Exercise requirements:
Quote every line below exactly and skip any picture.

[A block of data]
- - - - - - -

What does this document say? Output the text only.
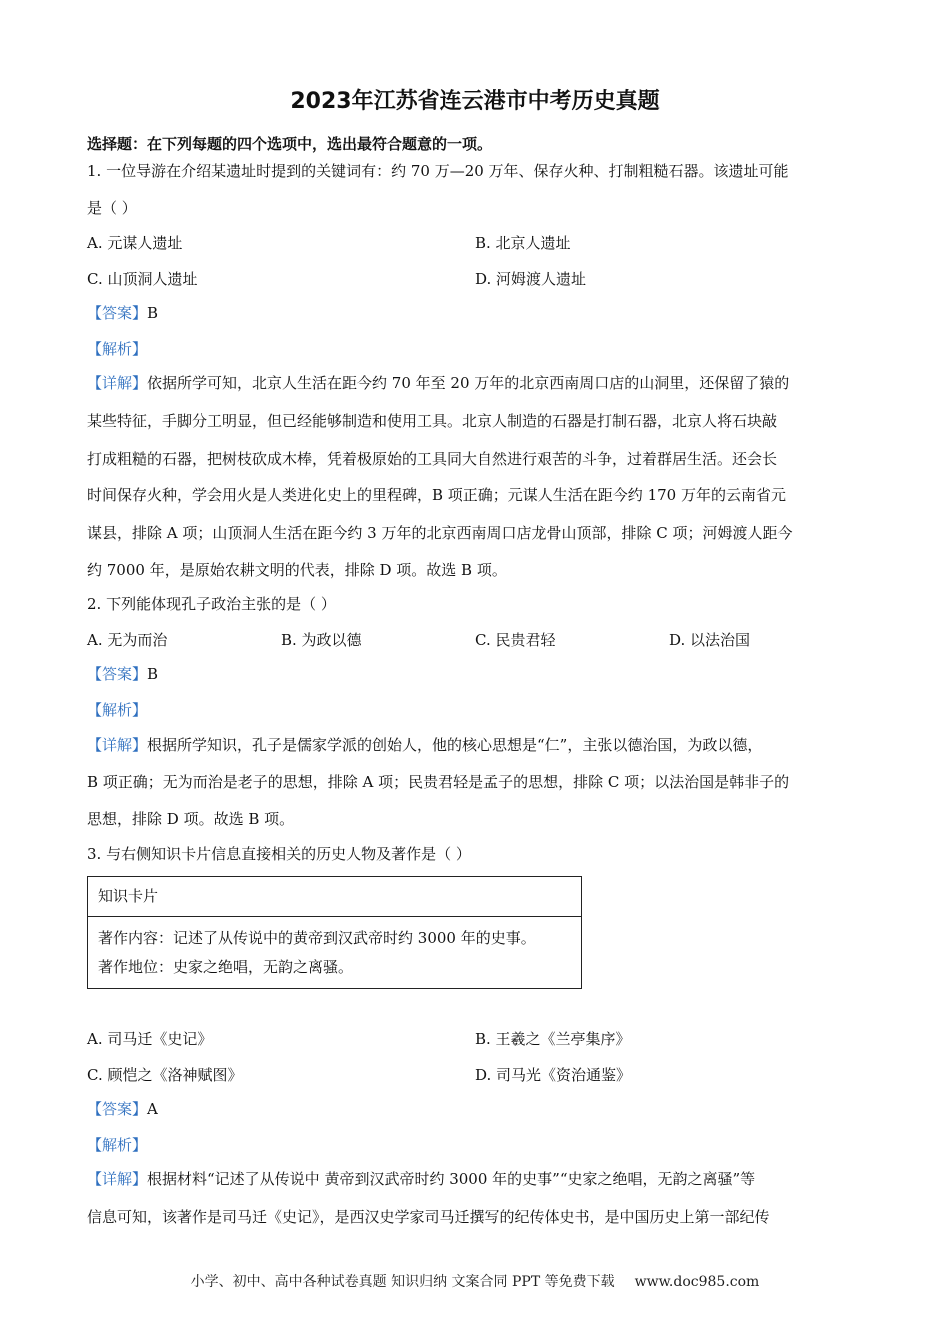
2023年江苏省连云港市中考历史真题
选择题：在下列每题的四个选项中，选出最符合题意的一项。
1. 一位导游在介绍某遗址时提到的关键词有：约 70 万—20 万年、保存火种、打制粗糙石器。该遗址可能
是（ ）
A. 元谋人遗址	B. 北京人遗址
C. 山顶洞人遗址	D. 河姆渡人遗址
【答案】B
【解析】
【详解】依据所学可知，北京人生活在距今约 70 年至 20 万年的北京西南周口店的山洞里，还保留了猿的
某些特征，手脚分工明显，但已经能够制造和使用工具。北京人制造的石器是打制石器，北京人将石块敲
打成粗糙的石器，把树枝砍成木棒，凭着极原始的工具同大自然进行艰苦的斗争，过着群居生活。还会长
时间保存火种，学会用火是人类进化史上的里程碑，B 项正确；元谋人生活在距今约 170 万年的云南省元
谋县，排除 A 项；山顶洞人生活在距今约 3 万年的北京西南周口店龙骨山顶部，排除 C 项；河姆渡人距今
约 7000 年，是原始农耕文明的代表，排除 D 项。故选 B 项。
2. 下列能体现孔子政治主张的是（ ）
A. 无为而治	B. 为政以德	C. 民贵君轻	D. 以法治国
【答案】B
【解析】
【详解】根据所学知识，孔子是儒家学派的创始人，他的核心思想是“仁”，主张以德治国，为政以德，
B 项正确；无为而治是老子的思想，排除 A 项；民贵君轻是孟子的思想，排除 C 项；以法治国是韩非子的
思想，排除 D 项。故选 B 项。
3. 与右侧知识卡片信息直接相关的历史人物及著作是（ ）
知识卡片
著作内容：记述了从传说中的黄帝到汉武帝时约 3000 年的史事。
著作地位：史家之绝唱，无韵之离骚。
A. 司马迁《史记》	B. 王羲之《兰亭集序》
C. 顾恺之《洛神赋图》	D. 司马光《资治通鉴》
【答案】A
【解析】
【详解】根据材料“记述了从传说中 黄帝到汉武帝时约 3000 年的史事”“史家之绝唱，无韵之离骚”等
信息可知，该著作是司马迁《史记》，是西汉史学家司马迁撰写的纪传体史书，是中国历史上第一部纪传
小学、初中、高中各种试卷真题 知识归纳 文案合同 PPT 等免费下载 www.doc985.com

- - - - - - -

Written answer:
What does this document say? Output the text only.
2023年江苏省连云港市中考历史真题
选择题：在下列每题的四个选项中，选出最符合题意的一项。
1. 一位导游在介绍某遗址时提到的关键词有：约 70 万—20 万年、保存火种、打制粗糙石器。该遗址可能
是（ ）
A. 元谋人遗址	B. 北京人遗址
C. 山顶洞人遗址	D. 河姆渡人遗址
【答案】B
【解析】
【详解】依据所学可知，北京人生活在距今约 70 年至 20 万年的北京西南周口店的山洞里，还保留了猿的
某些特征，手脚分工明显，但已经能够制造和使用工具。北京人制造的石器是打制石器，北京人将石块敲
打成粗糙的石器，把树枝砍成木棒，凭着极原始的工具同大自然进行艰苦的斗争，过着群居生活。还会长
时间保存火种，学会用火是人类进化史上的里程碑，B 项正确；元谋人生活在距今约 170 万年的云南省元
谋县，排除 A 项；山顶洞人生活在距今约 3 万年的北京西南周口店龙骨山顶部，排除 C 项；河姆渡人距今
约 7000 年，是原始农耕文明的代表，排除 D 项。故选 B 项。
2. 下列能体现孔子政治主张的是（ ）
A. 无为而治	B. 为政以德	C. 民贵君轻	D. 以法治国
【答案】B
【解析】
【详解】根据所学知识，孔子是儒家学派的创始人，他的核心思想是“仁”，主张以德治国，为政以德，
B 项正确；无为而治是老子的思想，排除 A 项；民贵君轻是孟子的思想，排除 C 项；以法治国是韩非子的
思想，排除 D 项。故选 B 项。
3. 与右侧知识卡片信息直接相关的历史人物及著作是（ ）
知识卡片
著作内容：记述了从传说中的黄帝到汉武帝时约 3000 年的史事。
著作地位：史家之绝唱，无韵之离骚。
A. 司马迁《史记》	B. 王羲之《兰亭集序》
C. 顾恺之《洛神赋图》	D. 司马光《资治通鉴》
【答案】A
【解析】
【详解】根据材料“记述了从传说中 黄帝到汉武帝时约 3000 年的史事”“史家之绝唱，无韵之离骚”等
信息可知，该著作是司马迁《史记》，是西汉史学家司马迁撰写的纪传体史书，是中国历史上第一部纪传
小学、初中、高中各种试卷真题 知识归纳 文案合同 PPT 等免费下载 www.doc985.com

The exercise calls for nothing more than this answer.